Set down each line of the data below exactly as it stands, dropping the pictures.

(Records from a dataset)
━━━━━━━━━━━━━━━━━━━━━━━━━━━━━━

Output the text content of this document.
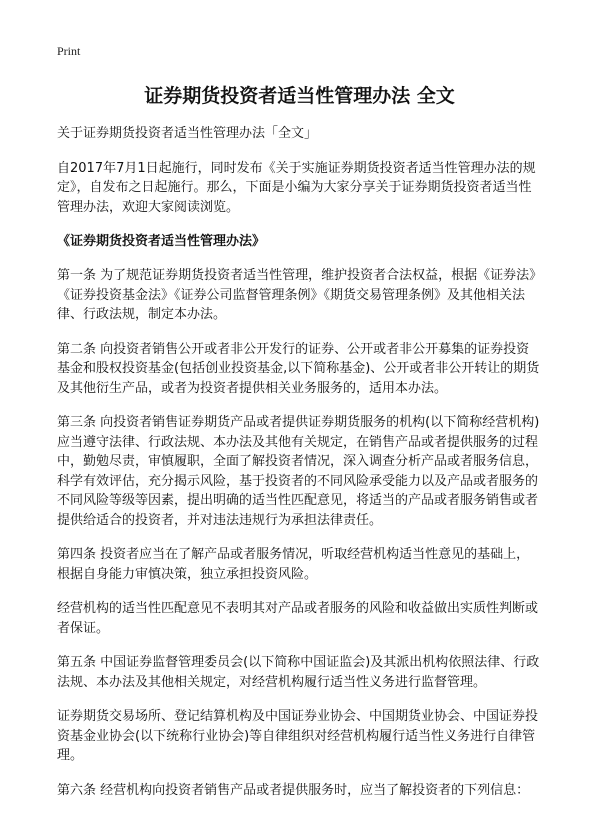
Print
证券期货投资者适当性管理办法 全文

关于证券期货投资者适当性管理办法「全文」

自2017年7月1日起施行，同时发布《关于实施证券期货投资者适当性管理办法的规定》，自发布之日起施行。那么，下面是小编为大家分享关于证券期货投资者适当性管理办法，欢迎大家阅读浏览。

《证券期货投资者适当性管理办法》

第一条 为了规范证券期货投资者适当性管理，维护投资者合法权益，根据《证券法》《证券投资基金法》《证券公司监督管理条例》《期货交易管理条例》及其他相关法律、行政法规，制定本办法。

第二条 向投资者销售公开或者非公开发行的证券、公开或者非公开募集的证券投资基金和股权投资基金(包括创业投资基金,以下简称基金)、公开或者非公开转让的期货及其他衍生产品，或者为投资者提供相关业务服务的，适用本办法。

第三条 向投资者销售证券期货产品或者提供证券期货服务的机构(以下简称经营机构)应当遵守法律、行政法规、本办法及其他有关规定，在销售产品或者提供服务的过程中，勤勉尽责，审慎履职，全面了解投资者情况，深入调查分析产品或者服务信息，科学有效评估，充分揭示风险，基于投资者的不同风险承受能力以及产品或者服务的不同风险等级等因素，提出明确的适当性匹配意见，将适当的产品或者服务销售或者提供给适合的投资者，并对违法违规行为承担法律责任。

第四条 投资者应当在了解产品或者服务情况，听取经营机构适当性意见的基础上，根据自身能力审慎决策，独立承担投资风险。

经营机构的适当性匹配意见不表明其对产品或者服务的风险和收益做出实质性判断或者保证。

第五条 中国证券监督管理委员会(以下简称中国证监会)及其派出机构依照法律、行政法规、本办法及其他相关规定，对经营机构履行适当性义务进行监督管理。

证券期货交易场所、登记结算机构及中国证券业协会、中国期货业协会、中国证券投资基金业协会(以下统称行业协会)等自律组织对经营机构履行适当性义务进行自律管理。

第六条 经营机构向投资者销售产品或者提供服务时，应当了解投资者的下列信息：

━━━━━━━━━━━━━━━━━━━━━━━━━━━━━━

◆ SOLUTION TO THIS PROBLEM:
Output the text content of this document.
Print
证券期货投资者适当性管理办法 全文

关于证券期货投资者适当性管理办法「全文」

自2017年7月1日起施行，同时发布《关于实施证券期货投资者适当性管理办法的规定》，自发布之日起施行。那么，下面是小编为大家分享关于证券期货投资者适当性管理办法，欢迎大家阅读浏览。

《证券期货投资者适当性管理办法》

第一条 为了规范证券期货投资者适当性管理，维护投资者合法权益，根据《证券法》《证券投资基金法》《证券公司监督管理条例》《期货交易管理条例》及其他相关法律、行政法规，制定本办法。

第二条 向投资者销售公开或者非公开发行的证券、公开或者非公开募集的证券投资基金和股权投资基金(包括创业投资基金,以下简称基金)、公开或者非公开转让的期货及其他衍生产品，或者为投资者提供相关业务服务的，适用本办法。

第三条 向投资者销售证券期货产品或者提供证券期货服务的机构(以下简称经营机构)应当遵守法律、行政法规、本办法及其他有关规定，在销售产品或者提供服务的过程中，勤勉尽责，审慎履职，全面了解投资者情况，深入调查分析产品或者服务信息，科学有效评估，充分揭示风险，基于投资者的不同风险承受能力以及产品或者服务的不同风险等级等因素，提出明确的适当性匹配意见，将适当的产品或者服务销售或者提供给适合的投资者，并对违法违规行为承担法律责任。

第四条 投资者应当在了解产品或者服务情况，听取经营机构适当性意见的基础上，根据自身能力审慎决策，独立承担投资风险。

经营机构的适当性匹配意见不表明其对产品或者服务的风险和收益做出实质性判断或者保证。

第五条 中国证券监督管理委员会(以下简称中国证监会)及其派出机构依照法律、行政法规、本办法及其他相关规定，对经营机构履行适当性义务进行监督管理。

证券期货交易场所、登记结算机构及中国证券业协会、中国期货业协会、中国证券投资基金业协会(以下统称行业协会)等自律组织对经营机构履行适当性义务进行自律管理。

第六条 经营机构向投资者销售产品或者提供服务时，应当了解投资者的下列信息：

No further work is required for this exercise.